TASK TO COMPLETE: Pick out every line with the word "TIPO" and copy it.

PROVIDED INFORMATION:
..........

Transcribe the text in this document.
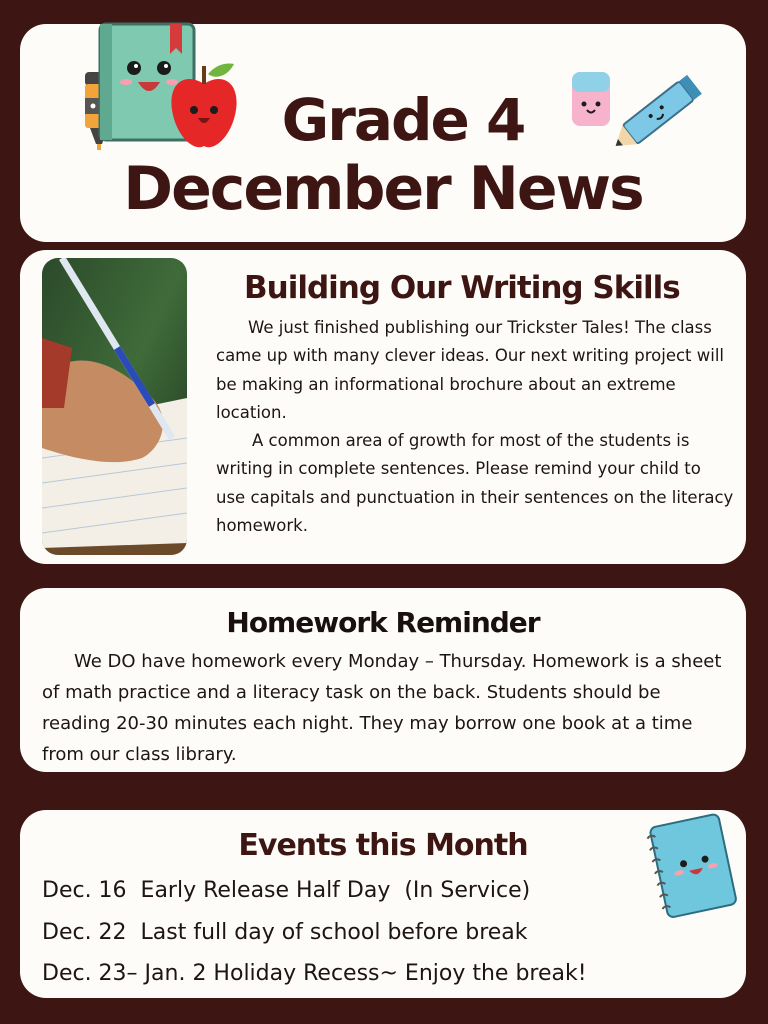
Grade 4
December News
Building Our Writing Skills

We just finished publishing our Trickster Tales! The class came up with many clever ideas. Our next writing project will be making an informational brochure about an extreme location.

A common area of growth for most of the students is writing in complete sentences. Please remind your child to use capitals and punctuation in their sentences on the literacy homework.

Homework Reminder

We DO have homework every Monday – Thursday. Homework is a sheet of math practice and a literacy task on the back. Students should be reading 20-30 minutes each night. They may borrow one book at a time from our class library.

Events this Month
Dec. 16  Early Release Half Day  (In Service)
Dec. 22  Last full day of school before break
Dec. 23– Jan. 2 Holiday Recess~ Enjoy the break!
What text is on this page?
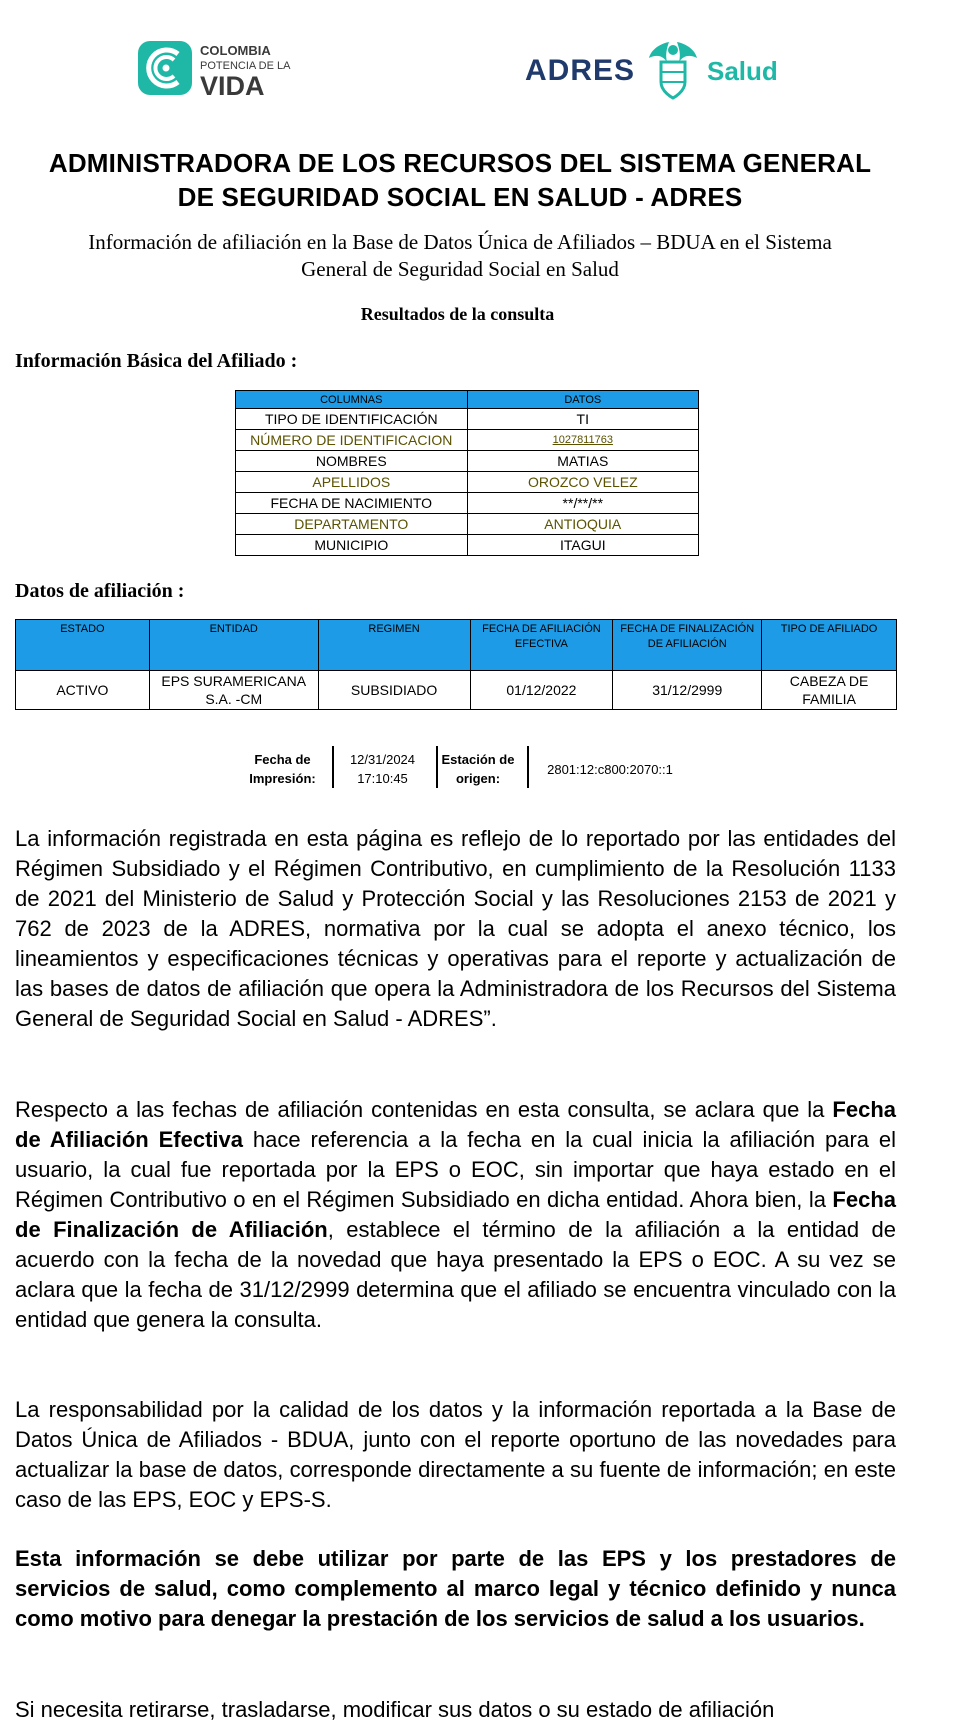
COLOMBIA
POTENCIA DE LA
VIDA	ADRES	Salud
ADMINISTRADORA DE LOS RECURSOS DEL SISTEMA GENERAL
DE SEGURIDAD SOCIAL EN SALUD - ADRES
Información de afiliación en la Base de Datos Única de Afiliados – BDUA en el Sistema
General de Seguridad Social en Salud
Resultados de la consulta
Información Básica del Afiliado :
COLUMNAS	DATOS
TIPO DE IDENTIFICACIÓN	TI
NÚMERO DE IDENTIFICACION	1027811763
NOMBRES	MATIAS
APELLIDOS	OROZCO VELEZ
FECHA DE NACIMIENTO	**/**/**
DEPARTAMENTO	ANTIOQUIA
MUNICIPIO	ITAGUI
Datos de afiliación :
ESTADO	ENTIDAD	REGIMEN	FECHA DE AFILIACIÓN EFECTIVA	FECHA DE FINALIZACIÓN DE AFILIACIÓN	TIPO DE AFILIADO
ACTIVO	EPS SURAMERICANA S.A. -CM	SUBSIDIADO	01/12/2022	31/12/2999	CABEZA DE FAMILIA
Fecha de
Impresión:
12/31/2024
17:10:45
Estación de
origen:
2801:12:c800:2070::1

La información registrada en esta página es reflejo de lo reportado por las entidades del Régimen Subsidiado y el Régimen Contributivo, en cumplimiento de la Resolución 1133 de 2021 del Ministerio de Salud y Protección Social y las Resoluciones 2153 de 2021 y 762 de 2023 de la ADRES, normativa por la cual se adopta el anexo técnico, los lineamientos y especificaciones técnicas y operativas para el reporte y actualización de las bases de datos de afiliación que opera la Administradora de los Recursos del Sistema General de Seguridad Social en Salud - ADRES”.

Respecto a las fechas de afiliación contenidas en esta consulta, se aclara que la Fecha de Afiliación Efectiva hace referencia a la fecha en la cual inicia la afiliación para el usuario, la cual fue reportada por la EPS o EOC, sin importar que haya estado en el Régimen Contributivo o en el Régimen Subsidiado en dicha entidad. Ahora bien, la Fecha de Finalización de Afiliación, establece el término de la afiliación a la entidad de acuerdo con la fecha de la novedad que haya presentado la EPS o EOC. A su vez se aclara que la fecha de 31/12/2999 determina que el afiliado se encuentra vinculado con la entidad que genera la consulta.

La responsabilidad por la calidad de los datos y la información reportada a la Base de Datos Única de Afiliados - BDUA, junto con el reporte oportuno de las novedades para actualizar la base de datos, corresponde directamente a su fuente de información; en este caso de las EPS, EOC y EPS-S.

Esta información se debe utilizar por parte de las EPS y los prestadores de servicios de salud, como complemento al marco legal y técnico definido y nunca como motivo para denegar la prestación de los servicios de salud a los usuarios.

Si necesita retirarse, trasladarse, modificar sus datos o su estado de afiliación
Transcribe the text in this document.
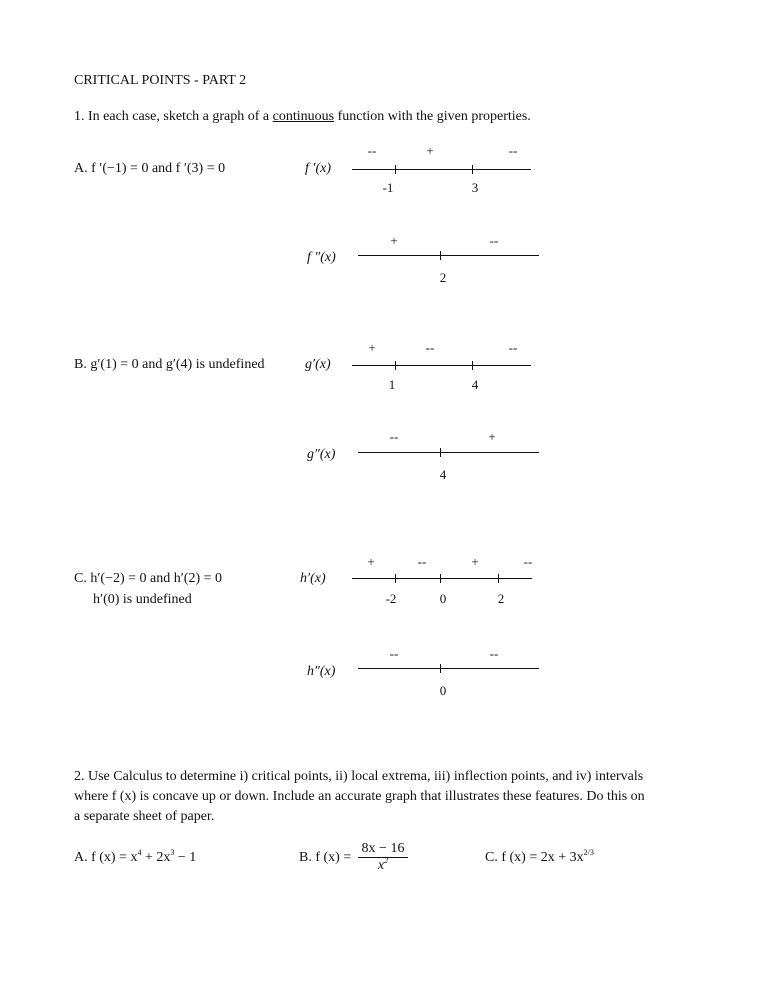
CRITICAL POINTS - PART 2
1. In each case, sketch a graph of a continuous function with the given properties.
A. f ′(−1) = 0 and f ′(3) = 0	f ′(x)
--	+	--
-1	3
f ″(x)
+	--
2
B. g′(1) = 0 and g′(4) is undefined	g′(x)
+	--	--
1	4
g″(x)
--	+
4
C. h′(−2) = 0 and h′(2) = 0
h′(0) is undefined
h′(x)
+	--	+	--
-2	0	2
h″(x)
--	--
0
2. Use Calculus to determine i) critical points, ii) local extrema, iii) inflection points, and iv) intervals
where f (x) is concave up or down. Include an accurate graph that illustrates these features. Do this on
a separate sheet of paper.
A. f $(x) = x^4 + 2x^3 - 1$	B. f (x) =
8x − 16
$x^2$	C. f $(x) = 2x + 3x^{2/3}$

..........

EXERCISE RESPONSE:
TIPO DE IDENTIFICACIÓN	TI
ESTADO	ENTIDAD	REGIMEN	FECHA DE AFILIACIÓN EFECTIVA	FECHA DE FINALIZACIÓN DE AFILIACIÓN	TIPO DE AFILIADO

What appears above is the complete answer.